# REQUIRED WORK:
List, from the lines below, each one with "days" in it.
-=-=-=-=-
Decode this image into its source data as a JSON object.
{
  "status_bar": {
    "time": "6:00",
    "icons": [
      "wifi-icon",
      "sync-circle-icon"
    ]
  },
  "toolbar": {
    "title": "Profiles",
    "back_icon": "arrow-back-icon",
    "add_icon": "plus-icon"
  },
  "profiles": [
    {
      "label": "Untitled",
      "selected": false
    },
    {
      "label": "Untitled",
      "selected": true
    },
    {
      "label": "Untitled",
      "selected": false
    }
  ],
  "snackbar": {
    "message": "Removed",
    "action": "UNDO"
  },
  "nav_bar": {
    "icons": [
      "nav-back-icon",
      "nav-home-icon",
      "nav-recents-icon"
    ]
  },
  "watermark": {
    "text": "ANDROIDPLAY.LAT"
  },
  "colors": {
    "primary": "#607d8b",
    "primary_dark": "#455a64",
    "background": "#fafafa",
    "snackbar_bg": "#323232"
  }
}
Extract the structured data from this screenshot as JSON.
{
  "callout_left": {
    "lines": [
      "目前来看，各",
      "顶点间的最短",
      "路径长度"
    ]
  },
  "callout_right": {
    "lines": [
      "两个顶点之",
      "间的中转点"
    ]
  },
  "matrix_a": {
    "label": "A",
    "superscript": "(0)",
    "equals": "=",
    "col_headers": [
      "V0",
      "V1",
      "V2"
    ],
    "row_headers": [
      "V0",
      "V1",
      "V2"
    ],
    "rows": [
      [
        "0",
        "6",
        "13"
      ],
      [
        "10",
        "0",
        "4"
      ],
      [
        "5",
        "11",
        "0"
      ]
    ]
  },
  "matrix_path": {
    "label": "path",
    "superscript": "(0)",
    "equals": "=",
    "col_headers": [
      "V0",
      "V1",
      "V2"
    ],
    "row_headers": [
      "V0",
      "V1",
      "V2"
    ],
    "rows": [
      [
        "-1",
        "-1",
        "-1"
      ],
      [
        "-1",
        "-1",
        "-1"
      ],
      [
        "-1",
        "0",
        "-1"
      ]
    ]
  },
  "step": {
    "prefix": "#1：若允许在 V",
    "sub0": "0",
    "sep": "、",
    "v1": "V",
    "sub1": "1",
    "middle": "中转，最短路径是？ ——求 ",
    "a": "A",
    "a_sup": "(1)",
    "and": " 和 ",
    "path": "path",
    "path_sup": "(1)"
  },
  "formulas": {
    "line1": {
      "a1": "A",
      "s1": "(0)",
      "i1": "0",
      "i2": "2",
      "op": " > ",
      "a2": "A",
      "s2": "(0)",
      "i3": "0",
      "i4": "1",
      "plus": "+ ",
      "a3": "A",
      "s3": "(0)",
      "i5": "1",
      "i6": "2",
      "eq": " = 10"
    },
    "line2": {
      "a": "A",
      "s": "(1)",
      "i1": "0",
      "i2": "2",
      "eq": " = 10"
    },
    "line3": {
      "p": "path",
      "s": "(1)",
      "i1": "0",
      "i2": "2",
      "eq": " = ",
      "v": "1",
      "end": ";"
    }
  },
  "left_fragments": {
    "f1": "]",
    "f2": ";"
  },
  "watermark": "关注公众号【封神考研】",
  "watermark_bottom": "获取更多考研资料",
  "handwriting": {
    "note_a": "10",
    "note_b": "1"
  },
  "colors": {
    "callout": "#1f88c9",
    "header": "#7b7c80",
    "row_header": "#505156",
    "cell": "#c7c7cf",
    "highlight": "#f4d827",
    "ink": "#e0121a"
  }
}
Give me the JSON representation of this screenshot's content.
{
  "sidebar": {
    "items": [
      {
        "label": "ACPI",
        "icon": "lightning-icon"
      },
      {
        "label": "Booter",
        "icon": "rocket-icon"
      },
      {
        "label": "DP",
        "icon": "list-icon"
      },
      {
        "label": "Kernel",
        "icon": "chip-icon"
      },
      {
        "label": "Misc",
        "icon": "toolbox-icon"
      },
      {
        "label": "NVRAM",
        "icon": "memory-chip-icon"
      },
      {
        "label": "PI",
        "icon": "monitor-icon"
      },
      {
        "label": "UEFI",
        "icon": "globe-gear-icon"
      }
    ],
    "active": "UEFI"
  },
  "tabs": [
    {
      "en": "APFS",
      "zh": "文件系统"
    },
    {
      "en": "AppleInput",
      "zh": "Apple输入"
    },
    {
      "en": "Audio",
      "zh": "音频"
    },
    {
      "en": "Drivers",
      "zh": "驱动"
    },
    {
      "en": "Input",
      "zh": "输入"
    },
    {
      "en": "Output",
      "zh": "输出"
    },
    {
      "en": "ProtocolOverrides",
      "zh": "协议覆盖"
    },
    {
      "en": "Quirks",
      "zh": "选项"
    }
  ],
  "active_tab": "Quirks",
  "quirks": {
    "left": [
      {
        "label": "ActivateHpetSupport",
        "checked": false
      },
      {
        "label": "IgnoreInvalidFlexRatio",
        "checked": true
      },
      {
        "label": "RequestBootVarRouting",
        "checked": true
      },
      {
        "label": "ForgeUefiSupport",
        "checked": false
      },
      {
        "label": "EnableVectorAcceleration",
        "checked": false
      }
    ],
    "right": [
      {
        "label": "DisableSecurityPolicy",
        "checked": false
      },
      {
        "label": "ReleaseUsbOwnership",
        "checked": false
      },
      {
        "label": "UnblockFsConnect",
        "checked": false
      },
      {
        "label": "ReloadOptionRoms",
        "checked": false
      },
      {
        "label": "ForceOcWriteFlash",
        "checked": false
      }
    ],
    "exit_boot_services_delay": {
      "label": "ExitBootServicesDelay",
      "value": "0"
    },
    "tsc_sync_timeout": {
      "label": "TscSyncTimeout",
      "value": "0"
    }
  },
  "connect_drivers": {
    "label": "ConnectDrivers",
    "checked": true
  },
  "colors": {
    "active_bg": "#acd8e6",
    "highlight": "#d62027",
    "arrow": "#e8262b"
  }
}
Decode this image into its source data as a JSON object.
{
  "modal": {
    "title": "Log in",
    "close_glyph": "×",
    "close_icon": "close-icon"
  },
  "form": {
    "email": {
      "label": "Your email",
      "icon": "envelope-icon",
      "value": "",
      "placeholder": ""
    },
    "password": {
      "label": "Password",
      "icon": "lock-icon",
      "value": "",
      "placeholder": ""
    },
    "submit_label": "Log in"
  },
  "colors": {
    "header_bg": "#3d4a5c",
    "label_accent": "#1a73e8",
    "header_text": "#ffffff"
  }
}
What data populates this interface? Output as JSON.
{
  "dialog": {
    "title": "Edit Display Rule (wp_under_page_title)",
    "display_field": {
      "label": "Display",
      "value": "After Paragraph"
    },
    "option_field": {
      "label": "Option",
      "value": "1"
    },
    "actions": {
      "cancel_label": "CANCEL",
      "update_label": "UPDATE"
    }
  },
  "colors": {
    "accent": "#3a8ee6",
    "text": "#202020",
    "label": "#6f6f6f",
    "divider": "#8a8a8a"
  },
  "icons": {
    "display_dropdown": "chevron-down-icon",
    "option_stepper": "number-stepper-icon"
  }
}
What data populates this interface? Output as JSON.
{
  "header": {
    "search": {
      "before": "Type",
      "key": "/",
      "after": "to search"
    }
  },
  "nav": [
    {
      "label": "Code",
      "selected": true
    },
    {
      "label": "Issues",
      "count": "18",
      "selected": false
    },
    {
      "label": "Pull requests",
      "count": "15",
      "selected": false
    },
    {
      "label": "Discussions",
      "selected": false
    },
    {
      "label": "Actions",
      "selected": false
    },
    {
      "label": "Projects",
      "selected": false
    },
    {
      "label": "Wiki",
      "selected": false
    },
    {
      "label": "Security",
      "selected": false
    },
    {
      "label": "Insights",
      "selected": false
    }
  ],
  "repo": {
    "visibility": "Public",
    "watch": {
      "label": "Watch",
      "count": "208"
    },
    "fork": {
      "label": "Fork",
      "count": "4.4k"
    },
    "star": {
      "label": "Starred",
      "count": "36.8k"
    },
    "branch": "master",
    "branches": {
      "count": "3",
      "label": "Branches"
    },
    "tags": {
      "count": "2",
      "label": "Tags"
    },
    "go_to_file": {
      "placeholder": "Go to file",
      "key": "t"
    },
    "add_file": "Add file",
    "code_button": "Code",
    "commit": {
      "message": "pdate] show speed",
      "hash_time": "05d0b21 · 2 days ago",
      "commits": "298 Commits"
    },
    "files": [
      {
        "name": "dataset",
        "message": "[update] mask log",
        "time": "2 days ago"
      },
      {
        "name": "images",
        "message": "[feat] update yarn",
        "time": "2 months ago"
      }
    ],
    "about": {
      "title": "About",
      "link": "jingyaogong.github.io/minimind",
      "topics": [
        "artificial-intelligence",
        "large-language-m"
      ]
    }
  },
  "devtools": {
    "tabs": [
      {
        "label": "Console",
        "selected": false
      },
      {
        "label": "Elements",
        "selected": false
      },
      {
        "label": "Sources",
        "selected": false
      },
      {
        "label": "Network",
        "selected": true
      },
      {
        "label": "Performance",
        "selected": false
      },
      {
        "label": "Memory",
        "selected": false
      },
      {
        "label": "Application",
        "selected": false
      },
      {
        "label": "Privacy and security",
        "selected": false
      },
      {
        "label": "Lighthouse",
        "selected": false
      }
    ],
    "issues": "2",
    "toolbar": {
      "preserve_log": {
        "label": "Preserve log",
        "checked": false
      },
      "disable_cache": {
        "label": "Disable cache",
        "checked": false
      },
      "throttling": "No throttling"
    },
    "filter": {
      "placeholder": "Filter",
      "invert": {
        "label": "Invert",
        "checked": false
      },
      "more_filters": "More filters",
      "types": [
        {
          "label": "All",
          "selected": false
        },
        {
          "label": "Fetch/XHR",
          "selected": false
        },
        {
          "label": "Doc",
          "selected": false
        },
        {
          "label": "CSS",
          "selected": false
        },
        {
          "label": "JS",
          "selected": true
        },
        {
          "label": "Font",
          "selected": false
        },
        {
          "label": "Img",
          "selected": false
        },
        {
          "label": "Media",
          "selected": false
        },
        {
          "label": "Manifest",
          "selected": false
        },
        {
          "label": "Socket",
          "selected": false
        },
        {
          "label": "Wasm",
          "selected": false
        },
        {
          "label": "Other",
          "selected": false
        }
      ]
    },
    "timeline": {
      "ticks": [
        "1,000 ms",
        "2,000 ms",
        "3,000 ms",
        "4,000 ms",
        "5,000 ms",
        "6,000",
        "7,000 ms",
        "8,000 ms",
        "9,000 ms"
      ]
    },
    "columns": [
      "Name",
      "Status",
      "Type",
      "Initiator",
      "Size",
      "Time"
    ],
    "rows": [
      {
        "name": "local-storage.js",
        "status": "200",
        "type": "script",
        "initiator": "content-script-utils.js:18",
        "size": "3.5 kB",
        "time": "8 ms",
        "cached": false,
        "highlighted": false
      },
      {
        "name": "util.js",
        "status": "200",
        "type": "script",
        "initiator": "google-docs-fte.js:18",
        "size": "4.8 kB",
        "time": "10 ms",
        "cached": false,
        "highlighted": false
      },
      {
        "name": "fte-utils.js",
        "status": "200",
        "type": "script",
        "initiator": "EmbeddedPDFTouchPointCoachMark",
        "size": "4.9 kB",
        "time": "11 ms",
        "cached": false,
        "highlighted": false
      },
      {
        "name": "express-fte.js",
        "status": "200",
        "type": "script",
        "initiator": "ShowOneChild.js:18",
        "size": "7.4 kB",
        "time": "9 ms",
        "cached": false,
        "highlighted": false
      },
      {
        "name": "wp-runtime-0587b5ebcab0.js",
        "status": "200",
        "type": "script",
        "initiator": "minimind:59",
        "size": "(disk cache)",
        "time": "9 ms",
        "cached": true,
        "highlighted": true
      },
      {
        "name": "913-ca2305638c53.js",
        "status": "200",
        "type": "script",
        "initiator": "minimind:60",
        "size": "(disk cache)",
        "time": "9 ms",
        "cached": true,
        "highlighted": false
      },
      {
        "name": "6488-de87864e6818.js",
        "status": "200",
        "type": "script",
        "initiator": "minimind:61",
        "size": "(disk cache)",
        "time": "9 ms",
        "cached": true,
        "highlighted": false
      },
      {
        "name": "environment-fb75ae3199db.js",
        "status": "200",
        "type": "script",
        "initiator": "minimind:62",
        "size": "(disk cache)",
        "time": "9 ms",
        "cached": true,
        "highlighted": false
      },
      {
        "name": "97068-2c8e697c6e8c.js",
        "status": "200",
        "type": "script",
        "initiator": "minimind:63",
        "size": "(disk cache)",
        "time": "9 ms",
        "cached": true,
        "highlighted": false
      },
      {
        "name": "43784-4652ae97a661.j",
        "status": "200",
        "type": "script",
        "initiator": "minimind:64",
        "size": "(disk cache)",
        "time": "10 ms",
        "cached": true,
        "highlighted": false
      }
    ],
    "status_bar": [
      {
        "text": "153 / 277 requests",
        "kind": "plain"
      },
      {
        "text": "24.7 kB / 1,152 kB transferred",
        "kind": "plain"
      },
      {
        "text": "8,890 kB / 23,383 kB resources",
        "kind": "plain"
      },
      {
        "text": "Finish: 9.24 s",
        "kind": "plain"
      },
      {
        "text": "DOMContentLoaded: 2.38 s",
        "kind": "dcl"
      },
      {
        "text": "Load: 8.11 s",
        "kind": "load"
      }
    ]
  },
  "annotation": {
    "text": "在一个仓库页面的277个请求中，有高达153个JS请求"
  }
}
-=-=-=-=-
# COMPLETED TASK:
      "hash_time": "05d0b21 · 2 days ago",
        "time": "2 days ago"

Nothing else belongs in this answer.